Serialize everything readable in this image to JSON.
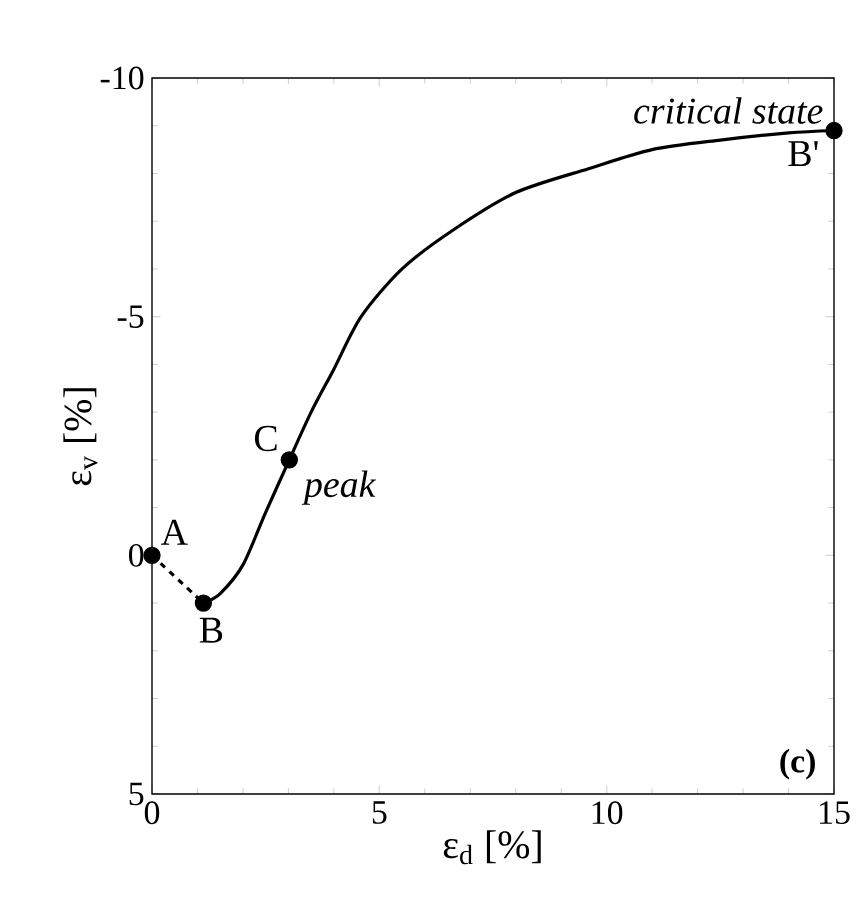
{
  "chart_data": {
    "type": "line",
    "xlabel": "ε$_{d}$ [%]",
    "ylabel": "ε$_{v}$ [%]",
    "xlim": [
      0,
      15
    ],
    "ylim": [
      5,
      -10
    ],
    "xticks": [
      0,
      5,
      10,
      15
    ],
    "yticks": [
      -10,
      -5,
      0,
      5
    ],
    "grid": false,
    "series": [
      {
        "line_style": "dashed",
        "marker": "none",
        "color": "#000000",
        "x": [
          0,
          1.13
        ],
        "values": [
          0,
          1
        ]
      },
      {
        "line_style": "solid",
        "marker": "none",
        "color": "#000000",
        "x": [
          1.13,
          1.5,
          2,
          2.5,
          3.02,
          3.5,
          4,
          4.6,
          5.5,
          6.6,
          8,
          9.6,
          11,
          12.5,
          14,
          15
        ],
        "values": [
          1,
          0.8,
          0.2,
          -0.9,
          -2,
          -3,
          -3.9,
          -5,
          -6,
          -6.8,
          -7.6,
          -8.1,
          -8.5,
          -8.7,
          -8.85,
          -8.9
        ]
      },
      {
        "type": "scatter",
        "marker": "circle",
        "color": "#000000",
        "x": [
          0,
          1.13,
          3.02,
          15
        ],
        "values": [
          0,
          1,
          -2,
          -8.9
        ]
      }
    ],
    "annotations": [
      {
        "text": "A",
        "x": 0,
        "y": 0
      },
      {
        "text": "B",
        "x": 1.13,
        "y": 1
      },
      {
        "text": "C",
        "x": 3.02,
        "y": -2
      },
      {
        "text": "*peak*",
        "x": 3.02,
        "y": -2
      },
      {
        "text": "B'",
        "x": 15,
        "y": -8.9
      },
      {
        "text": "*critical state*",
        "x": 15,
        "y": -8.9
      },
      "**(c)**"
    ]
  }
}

========================

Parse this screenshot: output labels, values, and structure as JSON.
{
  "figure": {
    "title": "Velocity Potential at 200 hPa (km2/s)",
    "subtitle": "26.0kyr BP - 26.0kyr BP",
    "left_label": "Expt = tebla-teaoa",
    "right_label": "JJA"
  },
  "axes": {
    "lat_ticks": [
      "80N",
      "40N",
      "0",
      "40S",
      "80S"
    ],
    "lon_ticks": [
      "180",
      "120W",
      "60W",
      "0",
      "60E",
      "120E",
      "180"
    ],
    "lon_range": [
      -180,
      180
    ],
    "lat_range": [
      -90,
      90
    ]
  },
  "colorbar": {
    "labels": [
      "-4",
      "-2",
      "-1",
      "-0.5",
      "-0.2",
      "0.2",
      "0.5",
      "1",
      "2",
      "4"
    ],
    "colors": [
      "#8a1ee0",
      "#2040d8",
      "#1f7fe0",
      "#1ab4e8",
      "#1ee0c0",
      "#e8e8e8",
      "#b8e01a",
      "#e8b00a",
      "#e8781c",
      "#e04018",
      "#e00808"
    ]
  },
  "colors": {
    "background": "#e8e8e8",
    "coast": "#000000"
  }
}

========================

Task statement: Filter the entries down to the lines with the word "JSON" in them.

Expected answer:
Serialize everything readable in this image to JSON.
Parse this screenshot: output labels, values, and structure as JSON.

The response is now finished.